# [REQUIRED WORK]
Can you reproduce verbatim every line of the records below, from the first line through the line containing "909, 790, 942]", with both of those lines included?

# [MATERIAL SUPPLIED]
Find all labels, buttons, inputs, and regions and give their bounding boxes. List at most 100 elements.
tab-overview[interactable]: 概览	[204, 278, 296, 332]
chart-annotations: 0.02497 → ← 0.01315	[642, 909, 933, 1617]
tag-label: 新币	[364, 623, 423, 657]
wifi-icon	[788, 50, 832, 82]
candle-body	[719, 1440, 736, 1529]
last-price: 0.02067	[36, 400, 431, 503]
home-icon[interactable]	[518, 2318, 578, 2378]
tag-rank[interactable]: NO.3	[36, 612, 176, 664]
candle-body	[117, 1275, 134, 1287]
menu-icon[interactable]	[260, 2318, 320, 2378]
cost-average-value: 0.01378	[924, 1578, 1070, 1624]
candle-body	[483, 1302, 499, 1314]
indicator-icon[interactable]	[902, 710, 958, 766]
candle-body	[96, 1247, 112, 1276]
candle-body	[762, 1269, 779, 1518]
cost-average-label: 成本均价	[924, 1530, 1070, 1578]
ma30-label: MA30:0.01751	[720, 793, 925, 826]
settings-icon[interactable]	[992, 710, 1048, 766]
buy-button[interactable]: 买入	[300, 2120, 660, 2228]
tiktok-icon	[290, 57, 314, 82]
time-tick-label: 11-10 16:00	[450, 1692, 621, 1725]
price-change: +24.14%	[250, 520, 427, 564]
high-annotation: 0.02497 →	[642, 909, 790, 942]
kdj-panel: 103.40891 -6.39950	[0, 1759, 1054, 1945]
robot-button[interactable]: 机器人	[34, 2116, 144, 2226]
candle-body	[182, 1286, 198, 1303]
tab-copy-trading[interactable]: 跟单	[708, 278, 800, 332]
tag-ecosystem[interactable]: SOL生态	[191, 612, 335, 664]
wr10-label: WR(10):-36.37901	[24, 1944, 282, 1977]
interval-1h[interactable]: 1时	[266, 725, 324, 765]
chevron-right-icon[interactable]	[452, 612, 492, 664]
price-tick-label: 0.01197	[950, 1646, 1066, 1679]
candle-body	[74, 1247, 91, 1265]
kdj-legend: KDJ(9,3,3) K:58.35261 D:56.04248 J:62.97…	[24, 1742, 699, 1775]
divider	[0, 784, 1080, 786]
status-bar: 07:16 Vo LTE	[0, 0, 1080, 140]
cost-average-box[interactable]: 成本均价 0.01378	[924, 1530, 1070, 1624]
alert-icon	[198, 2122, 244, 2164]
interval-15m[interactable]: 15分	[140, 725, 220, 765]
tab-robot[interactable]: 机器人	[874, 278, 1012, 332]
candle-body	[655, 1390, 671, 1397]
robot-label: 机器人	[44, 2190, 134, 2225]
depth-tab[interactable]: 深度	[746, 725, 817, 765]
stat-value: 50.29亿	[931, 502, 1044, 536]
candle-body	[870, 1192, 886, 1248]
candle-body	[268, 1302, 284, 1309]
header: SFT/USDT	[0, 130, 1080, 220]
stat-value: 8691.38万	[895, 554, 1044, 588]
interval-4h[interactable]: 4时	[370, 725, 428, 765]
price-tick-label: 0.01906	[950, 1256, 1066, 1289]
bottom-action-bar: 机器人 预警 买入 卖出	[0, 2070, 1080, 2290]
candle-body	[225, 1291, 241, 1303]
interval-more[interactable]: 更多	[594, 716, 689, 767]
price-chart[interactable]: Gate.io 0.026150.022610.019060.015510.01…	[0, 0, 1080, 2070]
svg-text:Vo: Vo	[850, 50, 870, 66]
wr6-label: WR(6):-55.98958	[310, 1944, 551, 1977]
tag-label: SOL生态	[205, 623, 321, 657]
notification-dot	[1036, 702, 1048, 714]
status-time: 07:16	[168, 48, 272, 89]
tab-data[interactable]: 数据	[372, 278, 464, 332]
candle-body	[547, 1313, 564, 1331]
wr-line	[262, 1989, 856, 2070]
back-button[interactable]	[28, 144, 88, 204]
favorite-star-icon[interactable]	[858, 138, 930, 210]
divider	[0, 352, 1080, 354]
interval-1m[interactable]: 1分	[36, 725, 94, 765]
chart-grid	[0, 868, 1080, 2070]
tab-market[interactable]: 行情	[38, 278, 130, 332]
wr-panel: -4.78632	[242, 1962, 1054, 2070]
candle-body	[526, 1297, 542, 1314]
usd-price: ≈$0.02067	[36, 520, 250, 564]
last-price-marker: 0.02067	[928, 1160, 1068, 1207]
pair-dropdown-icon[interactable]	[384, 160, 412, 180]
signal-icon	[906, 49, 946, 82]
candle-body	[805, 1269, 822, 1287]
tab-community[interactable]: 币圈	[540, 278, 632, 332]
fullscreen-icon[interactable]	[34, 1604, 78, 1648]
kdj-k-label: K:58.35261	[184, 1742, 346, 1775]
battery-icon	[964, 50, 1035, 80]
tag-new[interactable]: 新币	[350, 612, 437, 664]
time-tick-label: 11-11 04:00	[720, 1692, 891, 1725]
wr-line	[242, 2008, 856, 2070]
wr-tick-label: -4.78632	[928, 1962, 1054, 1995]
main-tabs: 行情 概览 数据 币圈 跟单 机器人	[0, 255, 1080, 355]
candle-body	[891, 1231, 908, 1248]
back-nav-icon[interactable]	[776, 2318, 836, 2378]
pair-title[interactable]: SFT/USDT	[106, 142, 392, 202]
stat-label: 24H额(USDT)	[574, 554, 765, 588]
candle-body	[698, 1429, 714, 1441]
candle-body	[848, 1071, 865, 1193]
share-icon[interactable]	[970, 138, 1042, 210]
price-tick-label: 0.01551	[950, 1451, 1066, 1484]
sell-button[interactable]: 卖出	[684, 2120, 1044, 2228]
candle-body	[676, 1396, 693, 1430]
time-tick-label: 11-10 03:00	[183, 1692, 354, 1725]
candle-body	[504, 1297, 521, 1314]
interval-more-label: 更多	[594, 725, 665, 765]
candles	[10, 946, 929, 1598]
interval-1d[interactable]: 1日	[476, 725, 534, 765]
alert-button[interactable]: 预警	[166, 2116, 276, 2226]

# [THE ANSWER]
Find all labels, buttons, inputs, and regions and give their bounding boxes. List at most 100 elements.
tab-overview[interactable]: 概览	[204, 278, 296, 332]
chart-annotations: 0.02497 → ← 0.01315	[642, 909, 933, 1617]
tag-label: 新币	[364, 623, 423, 657]
wifi-icon	[788, 50, 832, 82]
candle-body	[719, 1440, 736, 1529]
last-price: 0.02067	[36, 400, 431, 503]
home-icon[interactable]	[518, 2318, 578, 2378]
tag-rank[interactable]: NO.3	[36, 612, 176, 664]
candle-body	[117, 1275, 134, 1287]
menu-icon[interactable]	[260, 2318, 320, 2378]
cost-average-value: 0.01378	[924, 1578, 1070, 1624]
candle-body	[483, 1302, 499, 1314]
indicator-icon[interactable]	[902, 710, 958, 766]
candle-body	[96, 1247, 112, 1276]
candle-body	[762, 1269, 779, 1518]
cost-average-label: 成本均价	[924, 1530, 1070, 1578]
ma30-label: MA30:0.01751	[720, 793, 925, 826]
settings-icon[interactable]	[992, 710, 1048, 766]
buy-button[interactable]: 买入	[300, 2120, 660, 2228]
tiktok-icon	[290, 57, 314, 82]
time-tick-label: 11-10 16:00	[450, 1692, 621, 1725]
price-change: +24.14%	[250, 520, 427, 564]
high-annotation: 0.02497 →	[642, 909, 790, 942]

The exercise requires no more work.